#### [Exercise objective]
In the listing below, identify each line with the word "glyph" and return those lines.

#### [Working data]

━━━━━━━━━━

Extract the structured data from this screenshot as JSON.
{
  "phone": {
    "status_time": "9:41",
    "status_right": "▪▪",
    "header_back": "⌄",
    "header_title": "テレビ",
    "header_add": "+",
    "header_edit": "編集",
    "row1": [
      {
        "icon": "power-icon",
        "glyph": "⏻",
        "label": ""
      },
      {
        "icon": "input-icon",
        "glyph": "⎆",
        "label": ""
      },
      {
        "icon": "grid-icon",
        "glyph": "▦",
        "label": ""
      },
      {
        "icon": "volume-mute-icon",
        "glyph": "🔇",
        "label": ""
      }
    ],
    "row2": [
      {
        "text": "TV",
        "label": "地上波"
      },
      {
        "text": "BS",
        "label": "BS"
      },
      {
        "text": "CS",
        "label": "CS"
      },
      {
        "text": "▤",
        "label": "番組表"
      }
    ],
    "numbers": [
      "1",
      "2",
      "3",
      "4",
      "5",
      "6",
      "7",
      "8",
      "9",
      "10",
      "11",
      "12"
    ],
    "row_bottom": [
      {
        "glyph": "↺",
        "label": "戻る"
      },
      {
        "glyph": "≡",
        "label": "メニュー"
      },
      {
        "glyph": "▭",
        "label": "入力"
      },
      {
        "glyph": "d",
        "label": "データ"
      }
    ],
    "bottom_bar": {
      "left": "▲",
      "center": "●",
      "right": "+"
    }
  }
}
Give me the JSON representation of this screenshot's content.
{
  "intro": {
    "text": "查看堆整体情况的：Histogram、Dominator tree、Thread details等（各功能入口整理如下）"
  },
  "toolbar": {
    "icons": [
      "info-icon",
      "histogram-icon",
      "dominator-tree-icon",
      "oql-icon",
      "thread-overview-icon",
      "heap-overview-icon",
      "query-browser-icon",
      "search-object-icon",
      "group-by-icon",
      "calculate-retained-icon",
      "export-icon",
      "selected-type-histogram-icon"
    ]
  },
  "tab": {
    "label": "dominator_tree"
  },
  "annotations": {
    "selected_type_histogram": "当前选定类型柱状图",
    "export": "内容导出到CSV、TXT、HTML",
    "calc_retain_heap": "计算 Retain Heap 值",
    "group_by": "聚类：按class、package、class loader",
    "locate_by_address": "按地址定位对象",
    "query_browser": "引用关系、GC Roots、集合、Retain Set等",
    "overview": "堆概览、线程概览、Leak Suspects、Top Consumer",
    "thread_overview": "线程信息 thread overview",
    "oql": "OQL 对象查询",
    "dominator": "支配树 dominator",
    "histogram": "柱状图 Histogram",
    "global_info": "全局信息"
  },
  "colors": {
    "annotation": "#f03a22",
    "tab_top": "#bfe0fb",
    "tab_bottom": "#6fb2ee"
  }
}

━━━━━━━━━━

#### [Exercise response]
        "glyph": "⏻",
        "glyph": "⎆",
        "glyph": "▦",
        "glyph": "🔇",
        "glyph": "↺",
        "glyph": "≡",
        "glyph": "▭",
        "glyph": "d",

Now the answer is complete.